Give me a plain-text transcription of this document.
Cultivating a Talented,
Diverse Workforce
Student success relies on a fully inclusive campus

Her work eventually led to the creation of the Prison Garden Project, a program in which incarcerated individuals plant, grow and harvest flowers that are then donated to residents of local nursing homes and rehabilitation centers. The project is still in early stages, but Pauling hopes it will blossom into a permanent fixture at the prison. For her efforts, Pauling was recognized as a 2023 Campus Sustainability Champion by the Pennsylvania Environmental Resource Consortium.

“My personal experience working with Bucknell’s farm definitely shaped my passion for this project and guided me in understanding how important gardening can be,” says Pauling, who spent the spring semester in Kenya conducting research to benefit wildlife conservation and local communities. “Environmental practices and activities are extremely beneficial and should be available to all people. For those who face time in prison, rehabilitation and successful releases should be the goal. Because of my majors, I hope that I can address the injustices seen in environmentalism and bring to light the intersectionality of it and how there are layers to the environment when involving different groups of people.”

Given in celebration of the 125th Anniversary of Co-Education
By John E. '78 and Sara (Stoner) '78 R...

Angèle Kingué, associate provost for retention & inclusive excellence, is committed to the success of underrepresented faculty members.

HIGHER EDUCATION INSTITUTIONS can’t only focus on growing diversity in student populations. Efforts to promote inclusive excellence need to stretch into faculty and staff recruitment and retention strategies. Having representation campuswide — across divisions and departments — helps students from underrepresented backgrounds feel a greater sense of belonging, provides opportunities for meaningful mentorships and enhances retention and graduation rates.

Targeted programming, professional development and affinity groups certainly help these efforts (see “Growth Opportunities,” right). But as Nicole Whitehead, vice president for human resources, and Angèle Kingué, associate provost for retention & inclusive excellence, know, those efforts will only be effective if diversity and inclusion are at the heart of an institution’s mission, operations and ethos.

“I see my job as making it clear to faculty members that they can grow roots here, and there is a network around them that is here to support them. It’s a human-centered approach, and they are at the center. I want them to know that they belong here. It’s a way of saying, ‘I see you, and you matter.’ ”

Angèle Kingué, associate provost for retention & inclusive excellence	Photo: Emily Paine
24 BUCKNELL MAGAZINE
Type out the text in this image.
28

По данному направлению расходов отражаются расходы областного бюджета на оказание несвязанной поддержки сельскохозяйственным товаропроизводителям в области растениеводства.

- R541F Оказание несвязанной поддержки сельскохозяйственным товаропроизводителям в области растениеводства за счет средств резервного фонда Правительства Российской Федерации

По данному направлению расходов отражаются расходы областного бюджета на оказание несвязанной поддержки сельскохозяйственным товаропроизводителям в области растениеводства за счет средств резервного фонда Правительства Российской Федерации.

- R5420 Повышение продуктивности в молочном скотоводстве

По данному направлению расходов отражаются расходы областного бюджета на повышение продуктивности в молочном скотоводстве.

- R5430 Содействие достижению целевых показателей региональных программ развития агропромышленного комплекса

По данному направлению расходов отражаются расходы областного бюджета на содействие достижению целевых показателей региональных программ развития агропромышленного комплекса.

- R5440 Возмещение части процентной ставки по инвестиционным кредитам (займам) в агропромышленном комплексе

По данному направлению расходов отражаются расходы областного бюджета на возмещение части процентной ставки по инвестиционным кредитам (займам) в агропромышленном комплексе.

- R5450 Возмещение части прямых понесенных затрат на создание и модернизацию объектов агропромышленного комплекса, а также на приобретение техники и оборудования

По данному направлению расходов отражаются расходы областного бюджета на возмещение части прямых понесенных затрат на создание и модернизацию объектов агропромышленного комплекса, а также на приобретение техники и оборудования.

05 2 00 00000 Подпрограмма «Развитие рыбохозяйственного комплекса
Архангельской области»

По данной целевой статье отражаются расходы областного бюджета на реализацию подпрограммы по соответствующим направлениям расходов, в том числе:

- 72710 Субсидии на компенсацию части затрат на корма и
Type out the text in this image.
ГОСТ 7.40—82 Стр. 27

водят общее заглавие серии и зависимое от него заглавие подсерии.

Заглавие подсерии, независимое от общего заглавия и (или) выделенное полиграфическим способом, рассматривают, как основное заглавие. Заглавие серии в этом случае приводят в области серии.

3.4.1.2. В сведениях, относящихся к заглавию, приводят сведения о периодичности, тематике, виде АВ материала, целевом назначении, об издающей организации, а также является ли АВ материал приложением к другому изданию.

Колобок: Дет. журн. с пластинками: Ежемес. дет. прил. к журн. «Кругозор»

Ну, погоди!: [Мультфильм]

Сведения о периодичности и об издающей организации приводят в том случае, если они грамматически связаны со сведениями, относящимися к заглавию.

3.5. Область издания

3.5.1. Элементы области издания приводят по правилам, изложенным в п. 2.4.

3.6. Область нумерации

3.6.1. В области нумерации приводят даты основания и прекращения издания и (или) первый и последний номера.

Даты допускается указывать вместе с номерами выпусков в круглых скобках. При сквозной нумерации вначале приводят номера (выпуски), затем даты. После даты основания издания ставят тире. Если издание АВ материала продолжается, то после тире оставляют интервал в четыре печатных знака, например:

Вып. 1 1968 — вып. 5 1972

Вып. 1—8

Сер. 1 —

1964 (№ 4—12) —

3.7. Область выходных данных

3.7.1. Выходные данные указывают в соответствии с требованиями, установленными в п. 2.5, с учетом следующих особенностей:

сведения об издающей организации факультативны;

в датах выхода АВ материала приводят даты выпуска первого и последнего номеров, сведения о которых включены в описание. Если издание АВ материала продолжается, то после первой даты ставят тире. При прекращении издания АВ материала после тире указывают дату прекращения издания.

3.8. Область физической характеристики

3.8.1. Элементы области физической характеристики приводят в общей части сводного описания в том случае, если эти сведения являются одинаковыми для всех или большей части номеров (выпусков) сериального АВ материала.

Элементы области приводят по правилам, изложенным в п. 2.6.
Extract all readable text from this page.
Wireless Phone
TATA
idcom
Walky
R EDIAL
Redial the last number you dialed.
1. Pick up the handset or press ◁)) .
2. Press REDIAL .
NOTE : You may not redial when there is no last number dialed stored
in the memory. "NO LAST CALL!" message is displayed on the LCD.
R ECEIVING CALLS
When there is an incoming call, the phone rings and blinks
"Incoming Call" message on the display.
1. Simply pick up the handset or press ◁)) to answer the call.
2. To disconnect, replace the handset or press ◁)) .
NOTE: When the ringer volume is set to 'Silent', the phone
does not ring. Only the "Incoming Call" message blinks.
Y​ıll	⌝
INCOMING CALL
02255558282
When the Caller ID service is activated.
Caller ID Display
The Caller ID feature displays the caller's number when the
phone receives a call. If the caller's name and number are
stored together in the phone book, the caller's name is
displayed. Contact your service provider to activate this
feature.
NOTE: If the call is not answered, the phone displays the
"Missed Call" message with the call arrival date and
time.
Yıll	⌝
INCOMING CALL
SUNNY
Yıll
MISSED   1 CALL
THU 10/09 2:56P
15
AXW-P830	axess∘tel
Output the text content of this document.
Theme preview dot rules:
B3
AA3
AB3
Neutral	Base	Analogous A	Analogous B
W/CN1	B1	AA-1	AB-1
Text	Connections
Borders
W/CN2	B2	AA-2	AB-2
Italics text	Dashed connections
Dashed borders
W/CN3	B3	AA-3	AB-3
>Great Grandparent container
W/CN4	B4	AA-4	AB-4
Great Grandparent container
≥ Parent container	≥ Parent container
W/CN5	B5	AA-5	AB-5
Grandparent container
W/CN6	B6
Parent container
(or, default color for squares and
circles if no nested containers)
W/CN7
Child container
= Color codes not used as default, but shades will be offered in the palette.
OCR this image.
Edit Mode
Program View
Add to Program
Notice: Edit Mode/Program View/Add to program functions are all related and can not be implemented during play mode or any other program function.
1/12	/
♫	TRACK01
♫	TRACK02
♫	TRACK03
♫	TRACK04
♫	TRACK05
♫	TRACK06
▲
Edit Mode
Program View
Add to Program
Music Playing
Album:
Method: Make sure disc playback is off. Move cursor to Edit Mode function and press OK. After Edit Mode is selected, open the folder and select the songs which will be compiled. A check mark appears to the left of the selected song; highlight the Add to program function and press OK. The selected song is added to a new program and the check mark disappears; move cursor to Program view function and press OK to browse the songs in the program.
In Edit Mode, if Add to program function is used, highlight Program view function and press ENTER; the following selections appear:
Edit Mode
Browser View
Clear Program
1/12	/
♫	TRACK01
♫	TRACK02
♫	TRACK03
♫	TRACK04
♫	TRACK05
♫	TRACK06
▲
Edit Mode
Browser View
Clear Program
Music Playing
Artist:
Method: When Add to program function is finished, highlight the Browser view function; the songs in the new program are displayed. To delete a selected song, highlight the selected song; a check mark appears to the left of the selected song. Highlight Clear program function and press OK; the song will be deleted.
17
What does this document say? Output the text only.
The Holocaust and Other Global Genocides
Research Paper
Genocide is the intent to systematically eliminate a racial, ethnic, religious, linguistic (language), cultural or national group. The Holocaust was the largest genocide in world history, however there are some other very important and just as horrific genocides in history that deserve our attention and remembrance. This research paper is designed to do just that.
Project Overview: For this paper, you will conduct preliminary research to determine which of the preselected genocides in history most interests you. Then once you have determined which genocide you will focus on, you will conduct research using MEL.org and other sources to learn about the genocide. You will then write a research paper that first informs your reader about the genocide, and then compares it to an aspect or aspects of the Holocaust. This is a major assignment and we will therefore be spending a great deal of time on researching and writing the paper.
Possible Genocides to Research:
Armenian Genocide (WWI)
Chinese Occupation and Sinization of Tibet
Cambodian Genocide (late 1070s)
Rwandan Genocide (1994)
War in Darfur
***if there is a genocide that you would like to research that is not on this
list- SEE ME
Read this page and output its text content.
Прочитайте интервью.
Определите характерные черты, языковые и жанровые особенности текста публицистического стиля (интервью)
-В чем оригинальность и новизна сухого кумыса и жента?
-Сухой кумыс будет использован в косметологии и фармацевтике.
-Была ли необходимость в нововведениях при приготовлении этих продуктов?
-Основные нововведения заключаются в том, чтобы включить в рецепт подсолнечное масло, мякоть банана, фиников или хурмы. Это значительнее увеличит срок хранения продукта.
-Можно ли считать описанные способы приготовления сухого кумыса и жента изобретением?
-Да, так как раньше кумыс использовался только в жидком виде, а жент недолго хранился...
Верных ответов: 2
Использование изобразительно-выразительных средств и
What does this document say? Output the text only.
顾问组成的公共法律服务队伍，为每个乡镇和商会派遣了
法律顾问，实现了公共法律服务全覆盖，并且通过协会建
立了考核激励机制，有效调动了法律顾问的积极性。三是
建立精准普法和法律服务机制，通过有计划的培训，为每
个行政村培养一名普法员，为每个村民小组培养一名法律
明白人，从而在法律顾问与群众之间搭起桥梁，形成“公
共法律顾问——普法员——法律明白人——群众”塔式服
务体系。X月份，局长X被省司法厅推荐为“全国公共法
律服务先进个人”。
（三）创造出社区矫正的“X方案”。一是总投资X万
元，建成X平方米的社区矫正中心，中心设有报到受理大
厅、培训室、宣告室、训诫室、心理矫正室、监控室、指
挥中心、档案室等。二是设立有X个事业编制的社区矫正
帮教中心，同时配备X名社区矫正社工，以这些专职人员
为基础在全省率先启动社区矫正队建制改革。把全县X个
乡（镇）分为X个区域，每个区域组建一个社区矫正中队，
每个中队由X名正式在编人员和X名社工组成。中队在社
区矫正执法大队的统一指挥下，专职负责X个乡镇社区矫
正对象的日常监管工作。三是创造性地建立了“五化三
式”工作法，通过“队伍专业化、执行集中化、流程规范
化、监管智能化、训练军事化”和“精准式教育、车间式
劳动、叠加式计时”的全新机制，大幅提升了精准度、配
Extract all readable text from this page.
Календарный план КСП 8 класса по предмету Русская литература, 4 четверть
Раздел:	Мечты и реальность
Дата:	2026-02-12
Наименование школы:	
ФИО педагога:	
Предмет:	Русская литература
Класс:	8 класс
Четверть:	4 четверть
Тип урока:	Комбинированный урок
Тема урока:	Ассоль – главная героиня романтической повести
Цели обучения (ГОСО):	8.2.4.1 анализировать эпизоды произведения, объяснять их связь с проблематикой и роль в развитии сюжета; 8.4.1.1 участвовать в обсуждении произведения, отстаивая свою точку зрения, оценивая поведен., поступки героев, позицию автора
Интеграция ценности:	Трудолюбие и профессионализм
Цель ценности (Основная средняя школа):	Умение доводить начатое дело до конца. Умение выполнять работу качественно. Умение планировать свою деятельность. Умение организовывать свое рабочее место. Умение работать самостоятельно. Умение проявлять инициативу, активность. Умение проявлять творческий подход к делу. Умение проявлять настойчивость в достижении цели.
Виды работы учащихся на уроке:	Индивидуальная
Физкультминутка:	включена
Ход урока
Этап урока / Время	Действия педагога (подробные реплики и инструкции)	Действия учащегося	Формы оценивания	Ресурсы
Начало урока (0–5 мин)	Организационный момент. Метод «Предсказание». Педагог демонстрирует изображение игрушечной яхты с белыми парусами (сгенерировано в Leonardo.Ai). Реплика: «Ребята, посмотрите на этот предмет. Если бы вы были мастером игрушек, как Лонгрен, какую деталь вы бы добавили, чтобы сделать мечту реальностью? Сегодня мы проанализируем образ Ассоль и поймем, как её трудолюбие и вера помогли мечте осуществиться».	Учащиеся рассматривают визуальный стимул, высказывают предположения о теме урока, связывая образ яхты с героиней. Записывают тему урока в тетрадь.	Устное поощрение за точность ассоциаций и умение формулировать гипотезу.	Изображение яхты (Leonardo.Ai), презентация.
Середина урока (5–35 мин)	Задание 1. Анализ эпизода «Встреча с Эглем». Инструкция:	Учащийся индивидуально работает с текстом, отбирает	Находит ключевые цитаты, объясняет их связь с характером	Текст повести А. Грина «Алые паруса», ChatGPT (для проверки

# [Exercise details]
Tell how many lines of the data include the word "those", and nothing else.

# [Response]
2